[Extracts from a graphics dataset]
# # #

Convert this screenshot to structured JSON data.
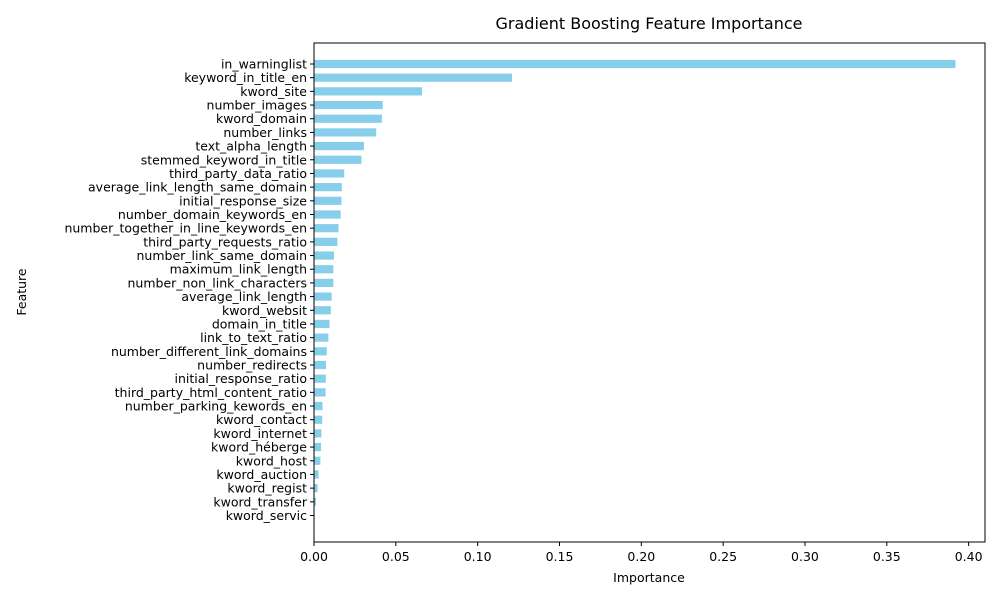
{
  "chart_data": {
    "type": "bar",
    "orientation": "horizontal",
    "title": "Gradient Boosting Feature Importance",
    "xlabel": "Importance",
    "ylabel": "Feature",
    "xlim": [
      0,
      0.41
    ],
    "xticks": [
      0.0,
      0.05,
      0.1,
      0.15,
      0.2,
      0.25,
      0.3,
      0.35,
      0.4
    ],
    "xtick_labels": [
      "0.00",
      "0.05",
      "0.10",
      "0.15",
      "0.20",
      "0.25",
      "0.30",
      "0.35",
      "0.40"
    ],
    "grid": false,
    "bar_color": "#87ceeb",
    "categories": [
      "in_warninglist",
      "keyword_in_title_en",
      "kword_site",
      "number_images",
      "kword_domain",
      "number_links",
      "text_alpha_length",
      "stemmed_keyword_in_title",
      "third_party_data_ratio",
      "average_link_length_same_domain",
      "initial_response_size",
      "number_domain_keywords_en",
      "number_together_in_line_keywords_en",
      "third_party_requests_ratio",
      "number_link_same_domain",
      "maximum_link_length",
      "number_non_link_characters",
      "average_link_length",
      "kword_websit",
      "domain_in_title",
      "link_to_text_ratio",
      "number_different_link_domains",
      "number_redirects",
      "initial_response_ratio",
      "third_party_html_content_ratio",
      "number_parking_kewords_en",
      "kword_contact",
      "kword_internet",
      "kword_héberge",
      "kword_host",
      "kword_auction",
      "kword_regist",
      "kword_transfer",
      "kword_servic"
    ],
    "values": [
      0.392,
      0.121,
      0.066,
      0.042,
      0.0415,
      0.038,
      0.0305,
      0.029,
      0.0185,
      0.017,
      0.0168,
      0.0163,
      0.015,
      0.0143,
      0.0122,
      0.0118,
      0.0118,
      0.0108,
      0.0103,
      0.0095,
      0.0088,
      0.0078,
      0.0073,
      0.0072,
      0.0071,
      0.0052,
      0.005,
      0.0045,
      0.0043,
      0.0039,
      0.0028,
      0.0022,
      0.0012,
      0.0002
    ]
  }
}
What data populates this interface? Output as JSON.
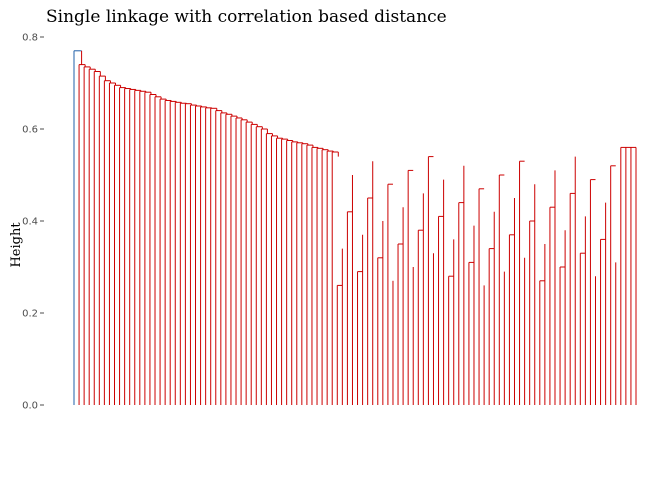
{
  "chart_data": {
    "type": "dendrogram",
    "title": "Single linkage with correlation based distance",
    "xlabel": "",
    "ylabel": "Height",
    "ylim": [
      0,
      0.8
    ],
    "yticks": [
      0.0,
      0.2,
      0.4,
      0.6,
      0.8
    ],
    "ytick_labels": [
      "0.0",
      "0.2",
      "0.4",
      "0.6",
      "0.8"
    ],
    "leaf_count": 112,
    "grid": false,
    "colors": {
      "main_branch": "#cc0000",
      "outlier_branch": "#1f5fa8",
      "axis": "#4d4d4d"
    },
    "root_height": 0.77,
    "outlier_leaf_height": 0.0,
    "chain_heights": [
      0.74,
      0.735,
      0.73,
      0.725,
      0.715,
      0.705,
      0.7,
      0.695,
      0.69,
      0.688,
      0.686,
      0.684,
      0.682,
      0.68,
      0.675,
      0.67,
      0.665,
      0.662,
      0.66,
      0.658,
      0.656,
      0.655,
      0.652,
      0.65,
      0.648,
      0.646,
      0.645,
      0.64,
      0.635,
      0.632,
      0.628,
      0.624,
      0.62,
      0.615,
      0.61,
      0.605,
      0.6,
      0.59,
      0.585,
      0.58,
      0.578,
      0.575,
      0.572,
      0.57,
      0.568,
      0.565,
      0.56,
      0.558,
      0.555,
      0.552,
      0.55
    ],
    "right_block_height": 0.56,
    "right_sub_height": 0.55,
    "right_leaves": 4
  }
}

# # #

Scan the records above for the string "Feature", then select every line that holds it.

    "title": "Gradient Boosting Feature Importance",
    "ylabel": "Feature",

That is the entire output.